▶ **Record set**:
++++++++

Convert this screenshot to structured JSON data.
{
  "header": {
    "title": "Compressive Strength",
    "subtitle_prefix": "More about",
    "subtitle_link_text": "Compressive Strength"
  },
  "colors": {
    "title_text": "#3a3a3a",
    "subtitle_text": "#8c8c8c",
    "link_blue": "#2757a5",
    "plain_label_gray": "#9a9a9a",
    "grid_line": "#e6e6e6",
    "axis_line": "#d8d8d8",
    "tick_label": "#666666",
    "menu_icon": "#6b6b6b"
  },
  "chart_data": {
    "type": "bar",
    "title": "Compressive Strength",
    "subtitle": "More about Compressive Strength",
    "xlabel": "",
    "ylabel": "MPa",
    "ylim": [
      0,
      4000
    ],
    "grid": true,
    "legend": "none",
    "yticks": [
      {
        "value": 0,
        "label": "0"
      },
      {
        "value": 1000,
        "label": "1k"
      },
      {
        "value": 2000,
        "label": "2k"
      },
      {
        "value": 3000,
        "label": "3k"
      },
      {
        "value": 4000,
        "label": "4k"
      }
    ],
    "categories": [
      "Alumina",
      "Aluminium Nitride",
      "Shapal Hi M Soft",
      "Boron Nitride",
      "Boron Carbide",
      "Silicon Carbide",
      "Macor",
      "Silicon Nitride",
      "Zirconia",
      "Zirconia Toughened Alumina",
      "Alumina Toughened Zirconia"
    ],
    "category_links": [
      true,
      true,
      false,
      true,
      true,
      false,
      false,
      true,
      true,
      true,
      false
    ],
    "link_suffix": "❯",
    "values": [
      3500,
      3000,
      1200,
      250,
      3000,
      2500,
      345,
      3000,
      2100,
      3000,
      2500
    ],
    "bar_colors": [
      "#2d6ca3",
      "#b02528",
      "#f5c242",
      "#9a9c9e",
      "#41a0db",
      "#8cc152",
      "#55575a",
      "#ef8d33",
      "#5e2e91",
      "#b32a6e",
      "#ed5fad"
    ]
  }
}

++++++++

▶ **What the task requires**: Copy each record from above exactly, and include every line.

▶ **Correct result**:
Convert this screenshot to structured JSON data.
{
  "header": {
    "title": "Compressive Strength",
    "subtitle_prefix": "More about",
    "subtitle_link_text": "Compressive Strength"
  },
  "colors": {
    "title_text": "#3a3a3a",
    "subtitle_text": "#8c8c8c",
    "link_blue": "#2757a5",
    "plain_label_gray": "#9a9a9a",
    "grid_line": "#e6e6e6",
    "axis_line": "#d8d8d8",
    "tick_label": "#666666",
    "menu_icon": "#6b6b6b"
  },
  "chart_data": {
    "type": "bar",
    "title": "Compressive Strength",
    "subtitle": "More about Compressive Strength",
    "xlabel": "",
    "ylabel": "MPa",
    "ylim": [
      0,
      4000
    ],
    "grid": true,
    "legend": "none",
    "yticks": [
      {
        "value": 0,
        "label": "0"
      },
      {
        "value": 1000,
        "label": "1k"
      },
      {
        "value": 2000,
        "label": "2k"
      },
      {
        "value": 3000,
        "label": "3k"
      },
      {
        "value": 4000,
        "label": "4k"
      }
    ],
    "categories": [
      "Alumina",
      "Aluminium Nitride",
      "Shapal Hi M Soft",
      "Boron Nitride",
      "Boron Carbide",
      "Silicon Carbide",
      "Macor",
      "Silicon Nitride",
      "Zirconia",
      "Zirconia Toughened Alumina",
      "Alumina Toughened Zirconia"
    ],
    "category_links": [
      true,
      true,
      false,
      true,
      true,
      false,
      false,
      true,
      true,
      true,
      false
    ],
    "link_suffix": "❯",
    "values": [
      3500,
      3000,
      1200,
      250,
      3000,
      2500,
      345,
      3000,
      2100,
      3000,
      2500
    ],
    "bar_colors": [
      "#2d6ca3",
      "#b02528",
      "#f5c242",
      "#9a9c9e",
      "#41a0db",
      "#8cc152",
      "#55575a",
      "#ef8d33",
      "#5e2e91",
      "#b32a6e",
      "#ed5fad"
    ]
  }
}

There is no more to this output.